I just realized I'd need a 2nd Roku for my bedroom but I think I'll just put a wifi Blue Ray player in there with those apps on it.  TV watching is minimal in my room.  But thank you.


----------



## merc669

And just reading in USA Today another alternative for those that want to dump cable. Again there is an initial investment but for some it might be a better way. Here are the links;

http://www.usatoday.com/story/tech/2015/03/22/cutting-the-cord-mohu-channels/70136074/

http://www.gomohu.com/


----------



## PJay

Contract with DirecTV ends today. Never again a contract!


----------



## sockgirl77

JeJeTe said:


> I just realized I'd need a 2nd Roku for my bedroom but I think I'll just put a wifi Blue Ray player in there with those apps on it.  TV watching is minimal in my room.  But thank you.



Almost picked up another Roku so my son could have one in his room. Found out that his PS3 can stream the channels as well. Score!


----------



## glhs837

sockgirl77 said:


> Almost picked up another Roku so my son could have one in his room. Found out that his PS3 can stream the channels as well. Score!





And really, the PS3 interface for Netflix kicks ass on the Roku interface. Much easier to use.


----------



## Hannibal

As an avid PS3 fan, many people are sleeping on what it offers.  Even if you're not a fan of video games, it's BluRay player has widely been considered one of the better options on the market.  Granted, this was probably 18-24 months ago so I don't know what's available currently.  But, in owning a large screen TV and with being a fan of movies, I certainly am happy with it's picture (and sound quality).

You can download apps for most (if not all) streaming services.  I routinely use Amazon's streaming service.  I occasionally use Netflix as well.  Both play nicely. 

Music channels and internet browsing are all available.  I believe you can even set up a camera so you can Skype (video conference) as well.
────────────────────
_Written problem_
In the forum thread above about dropping cable, rewrite the paragraph beginning "As an avid PS3 fan" as a short bulleted list that keeps its main facts.

_Collected data_
────────────────────
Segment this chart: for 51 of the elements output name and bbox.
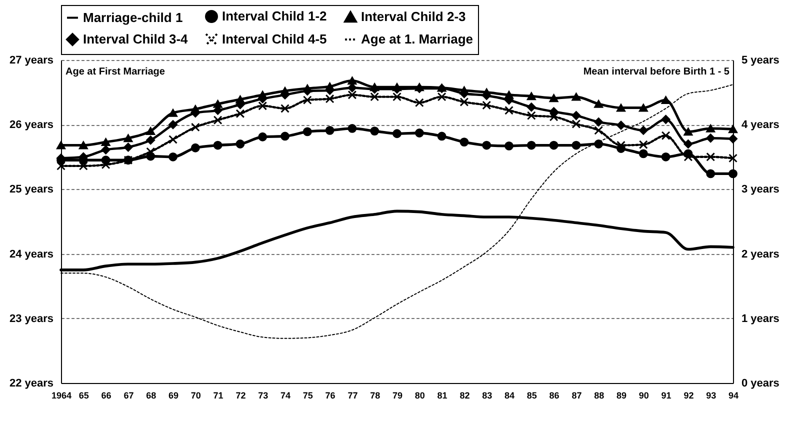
────────────────────
_Result of the exercise_
- The poster is an avid PS3 fan and thinks many people overlook what it offers.
- Even for people who don't care about video games, its Blu-ray player has been widely considered one of the better options on the market.
- That view probably dates from 18–24 months earlier, and the poster doesn't know what is available now.
- As an owner of a large-screen TV and a movie fan, the poster is happy with its picture and sound quality.